> [GIVEN RECORDS]:
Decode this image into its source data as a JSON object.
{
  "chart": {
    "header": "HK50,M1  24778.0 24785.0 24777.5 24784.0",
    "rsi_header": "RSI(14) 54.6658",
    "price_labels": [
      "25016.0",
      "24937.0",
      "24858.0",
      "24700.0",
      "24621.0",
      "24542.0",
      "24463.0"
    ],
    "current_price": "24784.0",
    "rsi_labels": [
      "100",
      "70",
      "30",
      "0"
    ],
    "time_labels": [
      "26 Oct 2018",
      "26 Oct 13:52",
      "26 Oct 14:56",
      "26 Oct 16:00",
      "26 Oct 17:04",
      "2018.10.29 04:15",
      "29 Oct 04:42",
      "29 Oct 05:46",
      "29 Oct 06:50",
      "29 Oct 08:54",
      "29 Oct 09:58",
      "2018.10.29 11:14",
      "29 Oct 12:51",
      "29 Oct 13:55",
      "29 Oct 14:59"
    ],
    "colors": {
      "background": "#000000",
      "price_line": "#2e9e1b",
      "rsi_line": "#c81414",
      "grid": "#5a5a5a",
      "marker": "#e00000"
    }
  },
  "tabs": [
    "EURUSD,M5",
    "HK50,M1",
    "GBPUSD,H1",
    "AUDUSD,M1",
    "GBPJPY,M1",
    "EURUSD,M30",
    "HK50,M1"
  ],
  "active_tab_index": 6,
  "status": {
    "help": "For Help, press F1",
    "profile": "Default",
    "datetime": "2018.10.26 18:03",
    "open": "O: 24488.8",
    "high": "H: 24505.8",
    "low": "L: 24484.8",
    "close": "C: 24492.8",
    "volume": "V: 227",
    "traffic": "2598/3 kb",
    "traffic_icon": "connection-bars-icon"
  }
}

> [EXERCISE GOAL]: Output all of the material, please, exactly as it stands.

> [TASK ANSWER]:
Decode this image into its source data as a JSON object.
{
  "chart": {
    "header": "HK50,M1  24778.0 24785.0 24777.5 24784.0",
    "rsi_header": "RSI(14) 54.6658",
    "price_labels": [
      "25016.0",
      "24937.0",
      "24858.0",
      "24700.0",
      "24621.0",
      "24542.0",
      "24463.0"
    ],
    "current_price": "24784.0",
    "rsi_labels": [
      "100",
      "70",
      "30",
      "0"
    ],
    "time_labels": [
      "26 Oct 2018",
      "26 Oct 13:52",
      "26 Oct 14:56",
      "26 Oct 16:00",
      "26 Oct 17:04",
      "2018.10.29 04:15",
      "29 Oct 04:42",
      "29 Oct 05:46",
      "29 Oct 06:50",
      "29 Oct 08:54",
      "29 Oct 09:58",
      "2018.10.29 11:14",
      "29 Oct 12:51",
      "29 Oct 13:55",
      "29 Oct 14:59"
    ],
    "colors": {
      "background": "#000000",
      "price_line": "#2e9e1b",
      "rsi_line": "#c81414",
      "grid": "#5a5a5a",
      "marker": "#e00000"
    }
  },
  "tabs": [
    "EURUSD,M5",
    "HK50,M1",
    "GBPUSD,H1",
    "AUDUSD,M1",
    "GBPJPY,M1",
    "EURUSD,M30",
    "HK50,M1"
  ],
  "active_tab_index": 6,
  "status": {
    "help": "For Help, press F1",
    "profile": "Default",
    "datetime": "2018.10.26 18:03",
    "open": "O: 24488.8",
    "high": "H: 24505.8",
    "low": "L: 24484.8",
    "close": "C: 24492.8",
    "volume": "V: 227",
    "traffic": "2598/3 kb",
    "traffic_icon": "connection-bars-icon"
  }
}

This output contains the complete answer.